» REQUIREMENT:
Rewrite the material starting at the line that contains "Patent image size: (498, 676)." and ending after the line that contains "The pintle bearing B is at (292, 56).", with "rolling chassis" changed to "mobile chassis" and nothing else altered.

» RECORDS FOR PROCESSING:
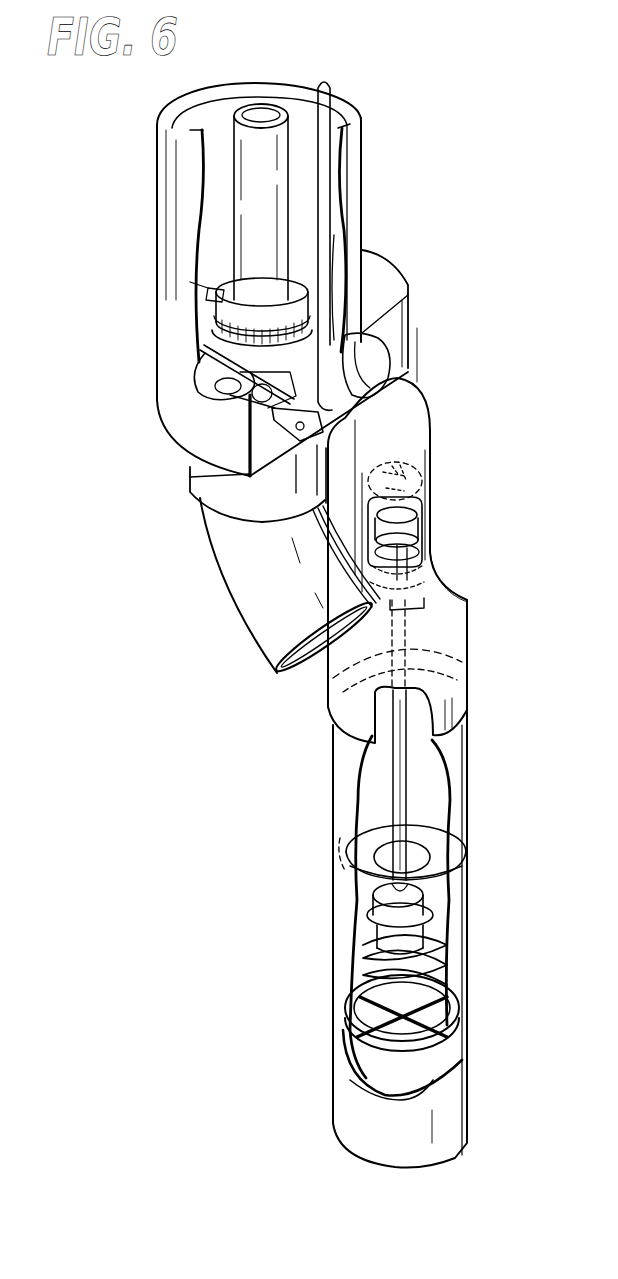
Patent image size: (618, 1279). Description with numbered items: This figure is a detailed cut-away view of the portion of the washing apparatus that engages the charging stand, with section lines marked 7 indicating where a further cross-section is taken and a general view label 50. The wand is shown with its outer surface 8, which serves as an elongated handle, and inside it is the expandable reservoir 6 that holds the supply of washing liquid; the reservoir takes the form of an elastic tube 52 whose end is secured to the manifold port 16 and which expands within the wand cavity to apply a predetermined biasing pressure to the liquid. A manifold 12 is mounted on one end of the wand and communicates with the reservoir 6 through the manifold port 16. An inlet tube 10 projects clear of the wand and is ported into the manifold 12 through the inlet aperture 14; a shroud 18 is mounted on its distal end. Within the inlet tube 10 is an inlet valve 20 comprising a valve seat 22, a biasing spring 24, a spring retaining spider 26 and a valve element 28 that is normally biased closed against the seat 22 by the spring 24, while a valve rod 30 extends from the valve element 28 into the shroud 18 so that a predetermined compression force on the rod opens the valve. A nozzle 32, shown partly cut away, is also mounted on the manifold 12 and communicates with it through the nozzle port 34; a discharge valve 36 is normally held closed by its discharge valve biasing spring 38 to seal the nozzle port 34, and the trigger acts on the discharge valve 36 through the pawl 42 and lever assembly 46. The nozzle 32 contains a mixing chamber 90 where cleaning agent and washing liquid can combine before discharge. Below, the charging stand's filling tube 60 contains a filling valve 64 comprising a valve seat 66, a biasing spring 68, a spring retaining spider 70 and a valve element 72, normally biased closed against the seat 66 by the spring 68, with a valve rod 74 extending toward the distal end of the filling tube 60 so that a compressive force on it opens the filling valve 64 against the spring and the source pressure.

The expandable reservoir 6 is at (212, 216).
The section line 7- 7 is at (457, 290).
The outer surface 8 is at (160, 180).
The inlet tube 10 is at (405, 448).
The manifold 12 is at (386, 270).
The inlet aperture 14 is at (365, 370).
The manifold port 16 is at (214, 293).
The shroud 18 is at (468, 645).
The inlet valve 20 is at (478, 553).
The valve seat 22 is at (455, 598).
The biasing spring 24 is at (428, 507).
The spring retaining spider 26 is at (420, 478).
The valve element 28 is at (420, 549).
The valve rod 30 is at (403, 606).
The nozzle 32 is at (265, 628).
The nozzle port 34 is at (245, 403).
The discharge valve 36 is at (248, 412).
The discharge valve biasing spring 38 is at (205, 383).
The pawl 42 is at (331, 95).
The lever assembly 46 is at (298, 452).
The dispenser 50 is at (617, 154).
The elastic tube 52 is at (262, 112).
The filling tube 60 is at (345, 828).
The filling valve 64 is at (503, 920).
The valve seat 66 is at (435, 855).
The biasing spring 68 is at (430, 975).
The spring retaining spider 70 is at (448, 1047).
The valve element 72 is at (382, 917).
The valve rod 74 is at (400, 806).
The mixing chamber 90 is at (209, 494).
---
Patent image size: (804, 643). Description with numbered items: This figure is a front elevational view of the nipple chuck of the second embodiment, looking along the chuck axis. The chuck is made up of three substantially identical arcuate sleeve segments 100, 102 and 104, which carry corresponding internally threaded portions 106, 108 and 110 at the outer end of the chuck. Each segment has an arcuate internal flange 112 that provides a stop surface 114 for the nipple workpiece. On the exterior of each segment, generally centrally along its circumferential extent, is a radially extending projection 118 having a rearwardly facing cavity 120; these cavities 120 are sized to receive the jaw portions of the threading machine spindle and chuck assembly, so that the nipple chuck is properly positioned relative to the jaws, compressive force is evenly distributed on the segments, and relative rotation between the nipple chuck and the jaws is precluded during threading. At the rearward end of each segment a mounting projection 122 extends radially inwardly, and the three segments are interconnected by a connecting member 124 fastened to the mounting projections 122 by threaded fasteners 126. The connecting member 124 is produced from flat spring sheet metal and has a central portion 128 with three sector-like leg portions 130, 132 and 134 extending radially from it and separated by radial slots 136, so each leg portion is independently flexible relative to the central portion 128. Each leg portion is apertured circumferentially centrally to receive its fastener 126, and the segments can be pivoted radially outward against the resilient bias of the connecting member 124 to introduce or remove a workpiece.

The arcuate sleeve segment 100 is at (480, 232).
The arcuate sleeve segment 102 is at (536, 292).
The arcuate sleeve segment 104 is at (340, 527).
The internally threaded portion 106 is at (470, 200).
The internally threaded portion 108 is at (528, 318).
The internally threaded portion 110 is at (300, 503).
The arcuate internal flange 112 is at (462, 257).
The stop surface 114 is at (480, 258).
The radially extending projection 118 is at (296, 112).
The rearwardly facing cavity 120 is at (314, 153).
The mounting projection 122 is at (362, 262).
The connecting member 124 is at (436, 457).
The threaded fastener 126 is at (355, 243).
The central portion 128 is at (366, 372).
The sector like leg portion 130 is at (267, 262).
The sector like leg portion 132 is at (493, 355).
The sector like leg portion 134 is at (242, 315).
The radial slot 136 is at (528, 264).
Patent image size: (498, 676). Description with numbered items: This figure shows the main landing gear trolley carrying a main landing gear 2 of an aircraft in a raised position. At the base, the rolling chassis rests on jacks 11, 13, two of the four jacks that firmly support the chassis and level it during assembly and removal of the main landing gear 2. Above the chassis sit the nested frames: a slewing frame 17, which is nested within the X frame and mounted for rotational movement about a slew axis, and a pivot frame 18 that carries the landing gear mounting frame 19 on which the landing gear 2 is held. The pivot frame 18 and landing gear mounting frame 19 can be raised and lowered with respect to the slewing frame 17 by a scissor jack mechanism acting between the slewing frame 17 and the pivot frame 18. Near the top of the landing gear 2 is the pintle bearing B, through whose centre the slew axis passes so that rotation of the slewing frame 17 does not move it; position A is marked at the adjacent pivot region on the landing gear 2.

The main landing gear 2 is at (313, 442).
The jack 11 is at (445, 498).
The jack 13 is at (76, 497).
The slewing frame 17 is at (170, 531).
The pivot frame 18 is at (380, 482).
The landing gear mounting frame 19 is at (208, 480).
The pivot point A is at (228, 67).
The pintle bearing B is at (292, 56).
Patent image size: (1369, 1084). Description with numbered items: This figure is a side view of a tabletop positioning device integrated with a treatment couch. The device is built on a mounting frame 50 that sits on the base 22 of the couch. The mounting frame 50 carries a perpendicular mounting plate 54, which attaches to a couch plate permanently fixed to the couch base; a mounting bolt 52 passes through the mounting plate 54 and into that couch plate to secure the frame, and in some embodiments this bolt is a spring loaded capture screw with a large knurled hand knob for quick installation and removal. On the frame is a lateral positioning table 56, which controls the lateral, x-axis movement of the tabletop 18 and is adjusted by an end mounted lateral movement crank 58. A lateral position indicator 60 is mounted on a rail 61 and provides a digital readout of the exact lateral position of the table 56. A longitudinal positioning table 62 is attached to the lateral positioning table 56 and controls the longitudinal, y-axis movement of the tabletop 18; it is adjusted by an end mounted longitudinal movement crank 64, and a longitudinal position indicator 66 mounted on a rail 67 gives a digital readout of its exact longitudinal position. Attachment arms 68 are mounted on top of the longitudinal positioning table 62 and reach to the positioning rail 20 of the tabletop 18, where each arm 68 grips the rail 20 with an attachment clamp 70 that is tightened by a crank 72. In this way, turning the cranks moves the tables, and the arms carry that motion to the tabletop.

» RESPONSE FOR THIS EXERCISE:
Patent image size: (498, 676). Description with numbered items: This figure shows the main landing gear trolley carrying a main landing gear 2 of an aircraft in a raised position. At the base, the mobile chassis rests on jacks 11, 13, two of the four jacks that firmly support the chassis and level it during assembly and removal of the main landing gear 2. Above the chassis sit the nested frames: a slewing frame 17, which is nested within the X frame and mounted for rotational movement about a slew axis, and a pivot frame 18 that carries the landing gear mounting frame 19 on which the landing gear 2 is held. The pivot frame 18 and landing gear mounting frame 19 can be raised and lowered with respect to the slewing frame 17 by a scissor jack mechanism acting between the slewing frame 17 and the pivot frame 18. Near the top of the landing gear 2 is the pintle bearing B, through whose centre the slew axis passes so that rotation of the slewing frame 17 does not move it; position A is marked at the adjacent pivot region on the landing gear 2.

The main landing gear 2 is at (313, 442).
The jack 11 is at (445, 498).
The jack 13 is at (76, 497).
The slewing frame 17 is at (170, 531).
The pivot frame 18 is at (380, 482).
The landing gear mounting frame 19 is at (208, 480).
The pivot point A is at (228, 67).
The pintle bearing B is at (292, 56).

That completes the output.